■ Task prompt: Locate the word "title" in the material, then show every line that holds it.
[Start of Raw records]
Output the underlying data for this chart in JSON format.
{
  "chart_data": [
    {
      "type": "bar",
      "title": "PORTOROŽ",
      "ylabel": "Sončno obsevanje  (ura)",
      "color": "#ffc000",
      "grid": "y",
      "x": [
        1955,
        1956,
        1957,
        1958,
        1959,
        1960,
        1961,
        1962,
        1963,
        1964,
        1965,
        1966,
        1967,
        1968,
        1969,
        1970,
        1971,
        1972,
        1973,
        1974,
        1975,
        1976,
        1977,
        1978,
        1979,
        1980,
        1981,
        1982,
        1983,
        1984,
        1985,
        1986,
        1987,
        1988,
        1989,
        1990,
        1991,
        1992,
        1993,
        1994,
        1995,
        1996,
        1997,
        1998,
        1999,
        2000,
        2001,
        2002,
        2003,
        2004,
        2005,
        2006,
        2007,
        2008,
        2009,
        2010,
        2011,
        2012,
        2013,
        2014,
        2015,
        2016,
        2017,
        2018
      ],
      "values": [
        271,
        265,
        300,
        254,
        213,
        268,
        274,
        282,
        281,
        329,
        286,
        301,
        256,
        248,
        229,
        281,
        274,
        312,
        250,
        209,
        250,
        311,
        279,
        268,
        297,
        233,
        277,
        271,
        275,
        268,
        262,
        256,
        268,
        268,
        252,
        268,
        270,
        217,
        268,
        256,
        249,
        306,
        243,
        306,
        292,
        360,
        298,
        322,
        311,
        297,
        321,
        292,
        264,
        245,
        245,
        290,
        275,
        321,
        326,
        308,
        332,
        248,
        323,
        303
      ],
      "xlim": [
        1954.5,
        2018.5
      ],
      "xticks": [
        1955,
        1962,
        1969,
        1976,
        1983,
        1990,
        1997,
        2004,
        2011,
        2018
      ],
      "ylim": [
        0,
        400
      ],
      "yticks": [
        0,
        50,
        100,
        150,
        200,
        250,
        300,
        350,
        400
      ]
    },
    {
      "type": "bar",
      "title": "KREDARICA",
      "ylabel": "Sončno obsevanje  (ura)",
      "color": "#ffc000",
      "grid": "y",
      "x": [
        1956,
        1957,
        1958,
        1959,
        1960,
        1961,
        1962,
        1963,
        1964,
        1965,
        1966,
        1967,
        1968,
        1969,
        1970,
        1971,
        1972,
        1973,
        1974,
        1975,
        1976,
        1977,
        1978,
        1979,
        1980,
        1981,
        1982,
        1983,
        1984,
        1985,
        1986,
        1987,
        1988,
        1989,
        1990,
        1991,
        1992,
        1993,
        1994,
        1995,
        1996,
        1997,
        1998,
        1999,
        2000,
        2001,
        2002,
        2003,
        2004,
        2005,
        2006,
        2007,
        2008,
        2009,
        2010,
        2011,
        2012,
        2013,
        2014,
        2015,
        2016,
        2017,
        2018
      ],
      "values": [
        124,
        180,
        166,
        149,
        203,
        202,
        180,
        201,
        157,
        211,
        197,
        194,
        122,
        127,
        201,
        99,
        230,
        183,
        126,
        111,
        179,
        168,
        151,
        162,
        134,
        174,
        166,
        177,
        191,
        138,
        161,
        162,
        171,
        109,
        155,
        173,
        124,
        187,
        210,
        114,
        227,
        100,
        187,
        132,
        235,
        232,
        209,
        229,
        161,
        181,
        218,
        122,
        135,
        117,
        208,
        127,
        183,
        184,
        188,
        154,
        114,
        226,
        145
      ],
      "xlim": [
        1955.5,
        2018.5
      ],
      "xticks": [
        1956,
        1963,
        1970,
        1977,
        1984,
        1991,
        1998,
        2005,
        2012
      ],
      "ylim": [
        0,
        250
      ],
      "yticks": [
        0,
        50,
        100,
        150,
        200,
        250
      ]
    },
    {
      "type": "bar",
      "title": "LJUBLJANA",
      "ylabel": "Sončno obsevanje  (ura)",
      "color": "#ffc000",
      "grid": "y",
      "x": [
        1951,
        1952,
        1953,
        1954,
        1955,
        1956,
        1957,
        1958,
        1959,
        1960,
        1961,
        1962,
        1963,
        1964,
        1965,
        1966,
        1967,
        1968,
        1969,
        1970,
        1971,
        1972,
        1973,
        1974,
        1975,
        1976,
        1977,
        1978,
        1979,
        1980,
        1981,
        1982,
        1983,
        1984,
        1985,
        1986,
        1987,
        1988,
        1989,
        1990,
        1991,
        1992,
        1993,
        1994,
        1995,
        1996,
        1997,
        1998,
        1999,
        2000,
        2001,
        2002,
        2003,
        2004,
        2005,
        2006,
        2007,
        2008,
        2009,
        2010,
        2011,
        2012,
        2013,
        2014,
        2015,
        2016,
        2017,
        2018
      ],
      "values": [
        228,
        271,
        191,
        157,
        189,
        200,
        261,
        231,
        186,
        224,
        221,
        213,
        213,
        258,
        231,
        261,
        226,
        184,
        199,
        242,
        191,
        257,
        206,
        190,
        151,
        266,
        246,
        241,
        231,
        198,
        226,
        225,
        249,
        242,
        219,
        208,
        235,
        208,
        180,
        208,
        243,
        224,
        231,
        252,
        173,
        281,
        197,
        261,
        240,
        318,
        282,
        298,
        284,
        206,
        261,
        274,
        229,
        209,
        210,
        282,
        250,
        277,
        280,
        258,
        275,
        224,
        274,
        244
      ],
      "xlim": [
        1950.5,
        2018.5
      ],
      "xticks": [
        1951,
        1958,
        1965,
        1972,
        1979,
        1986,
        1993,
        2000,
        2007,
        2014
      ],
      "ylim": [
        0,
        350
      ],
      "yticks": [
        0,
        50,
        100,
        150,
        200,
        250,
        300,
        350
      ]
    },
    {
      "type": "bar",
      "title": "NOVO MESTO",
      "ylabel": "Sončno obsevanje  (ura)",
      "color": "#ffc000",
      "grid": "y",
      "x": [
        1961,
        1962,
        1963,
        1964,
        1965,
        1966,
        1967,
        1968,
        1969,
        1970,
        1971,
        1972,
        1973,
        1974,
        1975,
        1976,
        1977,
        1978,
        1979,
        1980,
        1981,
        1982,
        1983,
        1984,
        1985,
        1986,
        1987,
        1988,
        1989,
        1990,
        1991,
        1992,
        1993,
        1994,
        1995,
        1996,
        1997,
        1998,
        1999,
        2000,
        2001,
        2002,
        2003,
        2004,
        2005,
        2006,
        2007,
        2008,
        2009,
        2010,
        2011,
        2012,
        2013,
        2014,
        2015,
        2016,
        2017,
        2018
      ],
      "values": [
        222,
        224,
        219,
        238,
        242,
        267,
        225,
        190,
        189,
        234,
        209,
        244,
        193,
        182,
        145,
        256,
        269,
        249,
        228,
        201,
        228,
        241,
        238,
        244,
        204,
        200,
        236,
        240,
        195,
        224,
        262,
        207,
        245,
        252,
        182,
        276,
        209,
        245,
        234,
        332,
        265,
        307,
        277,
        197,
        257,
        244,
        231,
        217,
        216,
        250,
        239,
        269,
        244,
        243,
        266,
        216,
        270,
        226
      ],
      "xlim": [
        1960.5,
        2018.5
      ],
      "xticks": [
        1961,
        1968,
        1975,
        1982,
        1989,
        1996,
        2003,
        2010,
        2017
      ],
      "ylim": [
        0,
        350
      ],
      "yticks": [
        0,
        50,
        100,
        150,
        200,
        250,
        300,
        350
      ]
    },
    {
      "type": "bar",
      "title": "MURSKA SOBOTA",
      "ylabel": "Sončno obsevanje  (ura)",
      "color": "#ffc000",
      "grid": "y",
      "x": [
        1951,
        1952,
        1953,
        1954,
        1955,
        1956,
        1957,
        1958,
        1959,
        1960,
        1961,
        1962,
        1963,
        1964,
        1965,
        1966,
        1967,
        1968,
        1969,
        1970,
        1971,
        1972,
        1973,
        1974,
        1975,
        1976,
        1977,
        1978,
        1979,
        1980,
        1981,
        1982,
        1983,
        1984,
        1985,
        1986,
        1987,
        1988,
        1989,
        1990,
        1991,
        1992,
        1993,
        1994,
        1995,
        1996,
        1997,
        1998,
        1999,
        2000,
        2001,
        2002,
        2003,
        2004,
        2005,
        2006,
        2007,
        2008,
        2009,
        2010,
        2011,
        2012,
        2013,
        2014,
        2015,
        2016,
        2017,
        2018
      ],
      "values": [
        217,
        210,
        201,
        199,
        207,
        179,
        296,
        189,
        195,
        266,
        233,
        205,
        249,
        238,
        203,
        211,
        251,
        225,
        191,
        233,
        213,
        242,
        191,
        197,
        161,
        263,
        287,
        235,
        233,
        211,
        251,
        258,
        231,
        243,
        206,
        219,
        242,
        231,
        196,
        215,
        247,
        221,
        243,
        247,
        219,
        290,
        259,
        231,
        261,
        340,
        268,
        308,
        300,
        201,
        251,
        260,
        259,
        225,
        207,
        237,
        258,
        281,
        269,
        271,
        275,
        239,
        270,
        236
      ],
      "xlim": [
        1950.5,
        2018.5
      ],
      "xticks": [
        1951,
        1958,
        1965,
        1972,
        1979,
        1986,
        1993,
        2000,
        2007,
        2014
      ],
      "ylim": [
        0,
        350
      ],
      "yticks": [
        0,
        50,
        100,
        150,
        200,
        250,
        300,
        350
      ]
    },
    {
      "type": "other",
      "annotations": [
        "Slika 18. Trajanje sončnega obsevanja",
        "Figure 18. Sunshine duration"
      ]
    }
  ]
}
[End of Raw records]
■ Result of the exercise:
      "title": "PORTOROŽ",
      "title": "KREDARICA",
      "title": "LJUBLJANA",
      "title": "NOVO MESTO",
      "title": "MURSKA SOBOTA",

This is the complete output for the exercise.